**Written task:**
Tally each line where the word "chevron" occurs, then give only the total.

[Stored data entries]
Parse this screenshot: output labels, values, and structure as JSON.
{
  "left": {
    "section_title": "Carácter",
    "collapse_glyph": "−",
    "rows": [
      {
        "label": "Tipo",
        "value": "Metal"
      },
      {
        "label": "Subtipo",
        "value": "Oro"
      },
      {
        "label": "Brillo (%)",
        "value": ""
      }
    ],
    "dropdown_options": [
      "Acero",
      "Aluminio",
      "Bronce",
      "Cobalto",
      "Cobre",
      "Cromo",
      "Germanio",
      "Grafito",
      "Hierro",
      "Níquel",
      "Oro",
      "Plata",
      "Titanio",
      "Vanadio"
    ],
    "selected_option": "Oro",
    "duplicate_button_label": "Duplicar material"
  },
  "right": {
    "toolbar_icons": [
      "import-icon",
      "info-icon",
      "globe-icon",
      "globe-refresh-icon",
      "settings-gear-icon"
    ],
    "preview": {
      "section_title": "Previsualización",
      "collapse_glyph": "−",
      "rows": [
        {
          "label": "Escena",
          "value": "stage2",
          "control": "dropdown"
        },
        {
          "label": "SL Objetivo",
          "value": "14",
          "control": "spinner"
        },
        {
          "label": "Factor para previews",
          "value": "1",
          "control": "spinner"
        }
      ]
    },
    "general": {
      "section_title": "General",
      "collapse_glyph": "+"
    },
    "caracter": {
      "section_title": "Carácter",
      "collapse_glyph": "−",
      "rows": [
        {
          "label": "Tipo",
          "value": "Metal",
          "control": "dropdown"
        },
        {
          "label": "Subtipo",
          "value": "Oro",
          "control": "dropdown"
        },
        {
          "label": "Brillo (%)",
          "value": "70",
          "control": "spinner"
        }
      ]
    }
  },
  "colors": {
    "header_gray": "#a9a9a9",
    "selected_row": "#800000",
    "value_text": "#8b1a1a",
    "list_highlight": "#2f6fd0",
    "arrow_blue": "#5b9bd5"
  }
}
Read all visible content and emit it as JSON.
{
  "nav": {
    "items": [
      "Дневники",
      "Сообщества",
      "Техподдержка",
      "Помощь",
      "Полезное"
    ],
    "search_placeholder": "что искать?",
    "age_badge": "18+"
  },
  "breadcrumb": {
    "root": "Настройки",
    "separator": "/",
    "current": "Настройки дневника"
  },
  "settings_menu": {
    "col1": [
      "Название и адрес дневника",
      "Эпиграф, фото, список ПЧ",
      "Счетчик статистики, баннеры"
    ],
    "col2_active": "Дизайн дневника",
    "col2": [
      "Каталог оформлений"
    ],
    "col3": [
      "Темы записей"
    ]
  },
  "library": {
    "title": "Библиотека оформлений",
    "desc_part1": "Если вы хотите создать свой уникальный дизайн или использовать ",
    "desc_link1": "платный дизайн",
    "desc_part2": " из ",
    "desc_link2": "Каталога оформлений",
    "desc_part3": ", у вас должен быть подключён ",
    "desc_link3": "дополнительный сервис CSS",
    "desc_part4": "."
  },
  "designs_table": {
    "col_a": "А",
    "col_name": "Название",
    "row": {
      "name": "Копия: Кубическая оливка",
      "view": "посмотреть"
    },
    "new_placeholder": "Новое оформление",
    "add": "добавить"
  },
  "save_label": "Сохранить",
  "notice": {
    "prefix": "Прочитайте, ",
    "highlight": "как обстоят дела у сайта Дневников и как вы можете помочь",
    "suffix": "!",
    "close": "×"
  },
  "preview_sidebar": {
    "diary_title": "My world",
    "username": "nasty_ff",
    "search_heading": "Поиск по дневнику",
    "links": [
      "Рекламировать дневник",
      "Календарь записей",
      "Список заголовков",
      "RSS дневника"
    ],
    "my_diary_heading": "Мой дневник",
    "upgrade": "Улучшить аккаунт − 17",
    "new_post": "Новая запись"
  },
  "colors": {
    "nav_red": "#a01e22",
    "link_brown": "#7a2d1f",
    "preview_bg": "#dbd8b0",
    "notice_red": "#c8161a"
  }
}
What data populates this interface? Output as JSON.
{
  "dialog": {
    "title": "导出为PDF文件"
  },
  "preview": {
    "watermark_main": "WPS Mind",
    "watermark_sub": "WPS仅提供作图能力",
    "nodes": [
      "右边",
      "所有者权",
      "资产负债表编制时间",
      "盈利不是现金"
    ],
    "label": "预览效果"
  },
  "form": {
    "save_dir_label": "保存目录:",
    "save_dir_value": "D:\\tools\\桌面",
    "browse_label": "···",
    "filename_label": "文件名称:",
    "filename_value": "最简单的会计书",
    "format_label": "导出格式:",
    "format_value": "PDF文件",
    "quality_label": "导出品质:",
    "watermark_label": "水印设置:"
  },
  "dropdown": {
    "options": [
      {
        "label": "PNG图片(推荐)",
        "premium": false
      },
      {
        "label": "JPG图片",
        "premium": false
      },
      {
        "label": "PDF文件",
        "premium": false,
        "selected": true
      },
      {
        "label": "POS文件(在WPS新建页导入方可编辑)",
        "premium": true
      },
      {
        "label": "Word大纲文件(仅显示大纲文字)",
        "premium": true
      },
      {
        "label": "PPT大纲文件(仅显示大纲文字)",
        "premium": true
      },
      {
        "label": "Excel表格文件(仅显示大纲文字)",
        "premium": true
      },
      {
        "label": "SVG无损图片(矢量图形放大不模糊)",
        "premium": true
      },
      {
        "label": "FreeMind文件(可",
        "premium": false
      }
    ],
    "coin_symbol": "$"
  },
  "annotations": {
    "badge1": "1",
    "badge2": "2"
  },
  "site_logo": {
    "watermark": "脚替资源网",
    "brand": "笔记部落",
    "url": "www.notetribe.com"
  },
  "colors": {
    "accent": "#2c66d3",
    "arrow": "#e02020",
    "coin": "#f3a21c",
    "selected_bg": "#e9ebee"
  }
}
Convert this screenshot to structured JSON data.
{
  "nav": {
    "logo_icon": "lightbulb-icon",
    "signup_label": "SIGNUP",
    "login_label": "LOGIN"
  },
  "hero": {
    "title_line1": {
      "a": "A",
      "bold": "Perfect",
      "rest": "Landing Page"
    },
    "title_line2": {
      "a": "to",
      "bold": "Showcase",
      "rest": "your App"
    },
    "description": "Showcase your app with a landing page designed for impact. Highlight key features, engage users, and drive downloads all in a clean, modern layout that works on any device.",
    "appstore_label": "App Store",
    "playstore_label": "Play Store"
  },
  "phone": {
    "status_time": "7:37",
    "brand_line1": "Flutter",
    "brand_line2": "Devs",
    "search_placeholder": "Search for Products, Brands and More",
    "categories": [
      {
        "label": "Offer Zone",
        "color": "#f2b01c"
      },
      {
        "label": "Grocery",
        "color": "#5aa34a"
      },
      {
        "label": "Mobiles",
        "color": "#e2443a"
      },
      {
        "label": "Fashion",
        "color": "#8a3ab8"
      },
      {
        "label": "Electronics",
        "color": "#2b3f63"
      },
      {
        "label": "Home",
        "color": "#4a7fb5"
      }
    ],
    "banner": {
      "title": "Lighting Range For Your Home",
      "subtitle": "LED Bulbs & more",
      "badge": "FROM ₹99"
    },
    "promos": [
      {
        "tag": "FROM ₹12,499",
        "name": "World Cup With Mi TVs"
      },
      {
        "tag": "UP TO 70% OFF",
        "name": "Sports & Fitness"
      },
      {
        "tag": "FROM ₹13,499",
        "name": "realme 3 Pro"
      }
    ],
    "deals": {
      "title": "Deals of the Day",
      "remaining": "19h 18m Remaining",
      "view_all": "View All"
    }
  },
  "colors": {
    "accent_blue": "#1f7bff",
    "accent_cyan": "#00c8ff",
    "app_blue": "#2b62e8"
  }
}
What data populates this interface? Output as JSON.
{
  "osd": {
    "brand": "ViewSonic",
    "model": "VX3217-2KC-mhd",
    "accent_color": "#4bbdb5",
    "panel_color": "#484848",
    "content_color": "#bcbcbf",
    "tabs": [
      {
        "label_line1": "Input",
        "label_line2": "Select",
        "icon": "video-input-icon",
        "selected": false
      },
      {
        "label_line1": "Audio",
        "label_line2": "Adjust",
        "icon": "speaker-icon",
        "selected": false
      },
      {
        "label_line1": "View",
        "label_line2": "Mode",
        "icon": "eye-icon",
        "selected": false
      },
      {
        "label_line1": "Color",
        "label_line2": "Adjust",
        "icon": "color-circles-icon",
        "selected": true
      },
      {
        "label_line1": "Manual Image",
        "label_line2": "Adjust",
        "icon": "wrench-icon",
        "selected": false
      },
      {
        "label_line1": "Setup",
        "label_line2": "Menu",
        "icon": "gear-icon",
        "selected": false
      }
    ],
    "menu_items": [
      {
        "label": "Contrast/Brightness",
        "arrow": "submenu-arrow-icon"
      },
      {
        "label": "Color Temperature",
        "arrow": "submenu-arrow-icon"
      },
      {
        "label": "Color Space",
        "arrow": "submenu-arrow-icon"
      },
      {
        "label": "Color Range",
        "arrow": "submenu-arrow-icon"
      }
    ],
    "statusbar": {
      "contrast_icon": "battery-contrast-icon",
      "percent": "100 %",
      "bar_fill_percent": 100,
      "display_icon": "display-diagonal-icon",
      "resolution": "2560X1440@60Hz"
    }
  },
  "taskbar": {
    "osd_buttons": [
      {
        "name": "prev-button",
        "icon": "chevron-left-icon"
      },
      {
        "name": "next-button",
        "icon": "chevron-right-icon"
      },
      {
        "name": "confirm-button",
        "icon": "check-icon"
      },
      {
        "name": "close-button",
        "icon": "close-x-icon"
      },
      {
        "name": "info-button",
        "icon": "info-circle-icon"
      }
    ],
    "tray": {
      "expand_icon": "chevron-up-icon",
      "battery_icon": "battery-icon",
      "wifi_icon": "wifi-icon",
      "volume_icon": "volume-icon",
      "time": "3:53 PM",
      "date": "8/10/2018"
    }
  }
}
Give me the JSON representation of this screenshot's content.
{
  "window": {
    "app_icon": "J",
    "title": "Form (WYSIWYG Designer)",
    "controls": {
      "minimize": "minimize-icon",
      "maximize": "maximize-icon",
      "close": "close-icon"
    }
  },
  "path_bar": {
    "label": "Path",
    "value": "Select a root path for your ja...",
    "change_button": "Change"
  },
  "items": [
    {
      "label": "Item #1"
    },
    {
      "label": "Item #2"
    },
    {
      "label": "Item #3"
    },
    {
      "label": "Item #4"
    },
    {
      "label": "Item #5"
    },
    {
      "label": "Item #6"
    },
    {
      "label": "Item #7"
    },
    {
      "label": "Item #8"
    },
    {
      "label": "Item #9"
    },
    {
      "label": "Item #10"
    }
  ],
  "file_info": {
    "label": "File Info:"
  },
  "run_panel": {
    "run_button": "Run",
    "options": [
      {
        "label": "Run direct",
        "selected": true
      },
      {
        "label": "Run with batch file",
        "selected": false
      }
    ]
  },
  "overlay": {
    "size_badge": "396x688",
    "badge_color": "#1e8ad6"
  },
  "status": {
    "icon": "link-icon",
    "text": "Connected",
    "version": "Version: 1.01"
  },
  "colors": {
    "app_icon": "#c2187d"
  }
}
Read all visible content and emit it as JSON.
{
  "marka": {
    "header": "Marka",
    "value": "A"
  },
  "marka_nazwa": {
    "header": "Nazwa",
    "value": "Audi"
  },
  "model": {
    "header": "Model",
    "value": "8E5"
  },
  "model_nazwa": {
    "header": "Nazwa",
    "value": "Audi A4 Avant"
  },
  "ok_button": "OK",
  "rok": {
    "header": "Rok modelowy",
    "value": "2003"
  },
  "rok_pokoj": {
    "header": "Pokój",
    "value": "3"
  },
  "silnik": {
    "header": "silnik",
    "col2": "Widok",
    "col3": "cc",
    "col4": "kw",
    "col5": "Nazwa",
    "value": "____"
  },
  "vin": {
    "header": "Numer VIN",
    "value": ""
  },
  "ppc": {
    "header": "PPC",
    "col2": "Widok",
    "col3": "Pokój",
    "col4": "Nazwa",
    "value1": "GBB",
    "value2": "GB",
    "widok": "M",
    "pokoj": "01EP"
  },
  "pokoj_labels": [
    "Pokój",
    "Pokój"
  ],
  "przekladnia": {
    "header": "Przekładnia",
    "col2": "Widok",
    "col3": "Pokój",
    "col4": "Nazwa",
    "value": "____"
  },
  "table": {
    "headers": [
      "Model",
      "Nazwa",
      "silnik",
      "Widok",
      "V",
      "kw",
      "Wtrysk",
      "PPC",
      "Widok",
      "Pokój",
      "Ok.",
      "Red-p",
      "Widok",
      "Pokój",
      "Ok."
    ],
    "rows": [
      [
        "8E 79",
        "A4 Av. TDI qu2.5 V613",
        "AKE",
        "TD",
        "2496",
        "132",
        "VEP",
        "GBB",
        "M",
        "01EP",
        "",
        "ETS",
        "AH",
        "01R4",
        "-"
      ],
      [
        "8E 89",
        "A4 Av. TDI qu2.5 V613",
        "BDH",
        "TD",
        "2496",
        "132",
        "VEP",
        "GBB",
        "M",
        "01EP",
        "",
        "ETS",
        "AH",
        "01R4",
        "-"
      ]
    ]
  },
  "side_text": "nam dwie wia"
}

**Task response:**
3